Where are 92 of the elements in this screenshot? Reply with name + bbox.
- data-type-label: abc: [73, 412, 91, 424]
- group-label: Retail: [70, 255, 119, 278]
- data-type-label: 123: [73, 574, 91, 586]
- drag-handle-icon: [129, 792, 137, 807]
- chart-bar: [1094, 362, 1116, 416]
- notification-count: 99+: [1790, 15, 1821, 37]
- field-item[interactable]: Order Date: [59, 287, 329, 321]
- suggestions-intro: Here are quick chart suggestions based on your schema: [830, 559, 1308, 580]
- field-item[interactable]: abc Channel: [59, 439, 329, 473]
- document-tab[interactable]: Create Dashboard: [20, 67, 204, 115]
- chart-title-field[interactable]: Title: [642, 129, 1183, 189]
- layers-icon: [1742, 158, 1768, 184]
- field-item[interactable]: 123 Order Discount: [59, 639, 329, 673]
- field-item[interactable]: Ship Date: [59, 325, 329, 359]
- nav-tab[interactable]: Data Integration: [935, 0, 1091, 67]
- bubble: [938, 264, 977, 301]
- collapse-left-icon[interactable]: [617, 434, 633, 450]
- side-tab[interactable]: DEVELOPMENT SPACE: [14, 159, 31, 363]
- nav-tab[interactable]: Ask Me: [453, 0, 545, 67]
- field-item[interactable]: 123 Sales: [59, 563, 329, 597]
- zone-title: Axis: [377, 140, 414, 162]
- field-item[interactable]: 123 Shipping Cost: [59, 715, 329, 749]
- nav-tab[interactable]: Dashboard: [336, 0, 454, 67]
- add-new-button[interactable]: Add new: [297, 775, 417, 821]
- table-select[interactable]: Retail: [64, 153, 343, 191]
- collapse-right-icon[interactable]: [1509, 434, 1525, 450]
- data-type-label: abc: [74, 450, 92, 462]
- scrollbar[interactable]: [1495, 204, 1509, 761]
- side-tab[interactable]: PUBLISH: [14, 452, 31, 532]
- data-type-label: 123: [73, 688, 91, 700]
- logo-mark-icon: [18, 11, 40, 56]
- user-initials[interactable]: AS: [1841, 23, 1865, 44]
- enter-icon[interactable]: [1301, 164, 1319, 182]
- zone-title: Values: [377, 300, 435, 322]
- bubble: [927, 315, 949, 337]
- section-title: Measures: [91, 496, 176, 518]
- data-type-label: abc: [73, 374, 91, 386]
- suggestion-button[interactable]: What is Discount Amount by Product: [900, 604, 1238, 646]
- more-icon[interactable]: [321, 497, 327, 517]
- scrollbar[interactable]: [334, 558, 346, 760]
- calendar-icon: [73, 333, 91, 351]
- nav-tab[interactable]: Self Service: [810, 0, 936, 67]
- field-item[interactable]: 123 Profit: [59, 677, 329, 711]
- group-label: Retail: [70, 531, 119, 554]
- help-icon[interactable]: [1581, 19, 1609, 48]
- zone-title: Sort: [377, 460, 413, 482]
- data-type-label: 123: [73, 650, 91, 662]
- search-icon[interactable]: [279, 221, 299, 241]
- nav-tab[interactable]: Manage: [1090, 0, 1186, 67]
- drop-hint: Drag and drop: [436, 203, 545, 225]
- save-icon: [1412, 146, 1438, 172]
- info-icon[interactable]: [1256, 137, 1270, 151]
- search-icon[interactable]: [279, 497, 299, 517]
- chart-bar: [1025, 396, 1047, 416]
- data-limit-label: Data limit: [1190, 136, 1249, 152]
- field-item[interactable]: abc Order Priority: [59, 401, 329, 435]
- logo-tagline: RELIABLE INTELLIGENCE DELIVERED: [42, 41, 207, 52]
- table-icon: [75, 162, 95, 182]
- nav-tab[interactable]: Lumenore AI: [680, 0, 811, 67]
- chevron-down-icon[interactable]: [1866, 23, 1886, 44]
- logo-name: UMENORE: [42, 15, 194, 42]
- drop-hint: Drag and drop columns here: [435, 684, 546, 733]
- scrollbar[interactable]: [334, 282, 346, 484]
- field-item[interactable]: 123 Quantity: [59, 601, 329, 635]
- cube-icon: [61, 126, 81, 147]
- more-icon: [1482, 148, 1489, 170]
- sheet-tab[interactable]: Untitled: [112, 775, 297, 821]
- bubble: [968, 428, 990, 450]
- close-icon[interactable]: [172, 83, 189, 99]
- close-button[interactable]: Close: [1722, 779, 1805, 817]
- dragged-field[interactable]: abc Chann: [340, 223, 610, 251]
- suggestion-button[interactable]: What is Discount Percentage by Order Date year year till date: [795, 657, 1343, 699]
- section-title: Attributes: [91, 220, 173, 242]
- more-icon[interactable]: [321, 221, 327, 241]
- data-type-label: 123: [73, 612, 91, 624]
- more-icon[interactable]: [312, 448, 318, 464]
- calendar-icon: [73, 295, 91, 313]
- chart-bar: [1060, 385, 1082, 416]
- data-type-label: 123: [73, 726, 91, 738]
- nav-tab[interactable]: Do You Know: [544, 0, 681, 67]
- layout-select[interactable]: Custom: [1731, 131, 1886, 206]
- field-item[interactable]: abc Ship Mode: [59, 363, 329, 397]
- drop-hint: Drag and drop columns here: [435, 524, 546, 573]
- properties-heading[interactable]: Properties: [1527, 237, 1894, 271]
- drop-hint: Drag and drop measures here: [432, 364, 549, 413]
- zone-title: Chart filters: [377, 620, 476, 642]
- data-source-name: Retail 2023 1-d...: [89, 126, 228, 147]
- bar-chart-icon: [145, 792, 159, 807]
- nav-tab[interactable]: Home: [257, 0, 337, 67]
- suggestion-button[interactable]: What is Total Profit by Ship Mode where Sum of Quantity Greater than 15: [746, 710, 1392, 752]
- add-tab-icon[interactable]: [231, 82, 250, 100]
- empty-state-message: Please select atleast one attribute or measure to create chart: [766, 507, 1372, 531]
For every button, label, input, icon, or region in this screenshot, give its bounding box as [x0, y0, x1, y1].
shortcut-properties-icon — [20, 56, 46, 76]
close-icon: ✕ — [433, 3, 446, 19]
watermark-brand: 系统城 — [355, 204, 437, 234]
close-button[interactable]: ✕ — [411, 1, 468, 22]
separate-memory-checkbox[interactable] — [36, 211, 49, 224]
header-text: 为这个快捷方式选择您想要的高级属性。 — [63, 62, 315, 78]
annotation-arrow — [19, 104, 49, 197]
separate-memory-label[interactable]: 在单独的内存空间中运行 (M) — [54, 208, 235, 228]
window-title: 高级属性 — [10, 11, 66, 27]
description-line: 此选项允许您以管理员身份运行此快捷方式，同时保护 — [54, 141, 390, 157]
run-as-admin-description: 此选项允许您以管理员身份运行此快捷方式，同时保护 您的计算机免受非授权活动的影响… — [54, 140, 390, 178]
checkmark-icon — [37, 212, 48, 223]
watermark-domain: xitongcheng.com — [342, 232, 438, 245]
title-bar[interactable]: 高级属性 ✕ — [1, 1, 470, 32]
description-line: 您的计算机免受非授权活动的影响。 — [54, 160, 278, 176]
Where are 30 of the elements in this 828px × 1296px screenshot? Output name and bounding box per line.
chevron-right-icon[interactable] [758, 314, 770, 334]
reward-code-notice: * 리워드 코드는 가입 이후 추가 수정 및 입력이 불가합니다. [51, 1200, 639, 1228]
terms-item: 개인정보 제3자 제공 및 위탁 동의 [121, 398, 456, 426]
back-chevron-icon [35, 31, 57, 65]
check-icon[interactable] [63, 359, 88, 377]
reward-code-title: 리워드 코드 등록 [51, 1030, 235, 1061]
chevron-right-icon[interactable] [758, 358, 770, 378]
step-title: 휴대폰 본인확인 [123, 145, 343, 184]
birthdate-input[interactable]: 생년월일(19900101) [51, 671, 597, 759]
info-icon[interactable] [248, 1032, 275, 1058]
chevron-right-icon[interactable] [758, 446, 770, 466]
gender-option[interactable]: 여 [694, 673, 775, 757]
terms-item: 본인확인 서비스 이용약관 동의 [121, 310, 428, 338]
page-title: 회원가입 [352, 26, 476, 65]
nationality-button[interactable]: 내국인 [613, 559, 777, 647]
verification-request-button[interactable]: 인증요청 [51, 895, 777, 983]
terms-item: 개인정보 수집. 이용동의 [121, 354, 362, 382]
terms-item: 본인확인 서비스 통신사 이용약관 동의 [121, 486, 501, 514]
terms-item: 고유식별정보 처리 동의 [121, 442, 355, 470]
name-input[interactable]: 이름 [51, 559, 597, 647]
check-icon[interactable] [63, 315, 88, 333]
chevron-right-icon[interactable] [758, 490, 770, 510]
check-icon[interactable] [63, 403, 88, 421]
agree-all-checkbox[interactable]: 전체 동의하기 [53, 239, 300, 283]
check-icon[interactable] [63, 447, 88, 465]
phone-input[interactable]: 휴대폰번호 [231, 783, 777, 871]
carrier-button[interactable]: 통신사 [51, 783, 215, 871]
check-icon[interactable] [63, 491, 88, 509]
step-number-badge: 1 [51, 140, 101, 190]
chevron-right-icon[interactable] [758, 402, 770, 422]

================

- Objective -
Rewrite the stretch from the start of the data through the line containing "- bubble: [938, 264, 977, 301]", replacing "Ship Date" with "Delivery Date" and leaving everything else unchanged.

- Full output -
Where are 92 of the elements in this screenshot? Reply with name + bbox.
- data-type-label: abc: [73, 412, 91, 424]
- group-label: Retail: [70, 255, 119, 278]
- data-type-label: 123: [73, 574, 91, 586]
- drag-handle-icon: [129, 792, 137, 807]
- chart-bar: [1094, 362, 1116, 416]
- notification-count: 99+: [1790, 15, 1821, 37]
- field-item[interactable]: Order Date: [59, 287, 329, 321]
- suggestions-intro: Here are quick chart suggestions based on your schema: [830, 559, 1308, 580]
- field-item[interactable]: abc Channel: [59, 439, 329, 473]
- document-tab[interactable]: Create Dashboard: [20, 67, 204, 115]
- chart-title-field[interactable]: Title: [642, 129, 1183, 189]
- layers-icon: [1742, 158, 1768, 184]
- field-item[interactable]: 123 Order Discount: [59, 639, 329, 673]
- field-item[interactable]: Delivery Date: [59, 325, 329, 359]
- nav-tab[interactable]: Data Integration: [935, 0, 1091, 67]
- bubble: [938, 264, 977, 301]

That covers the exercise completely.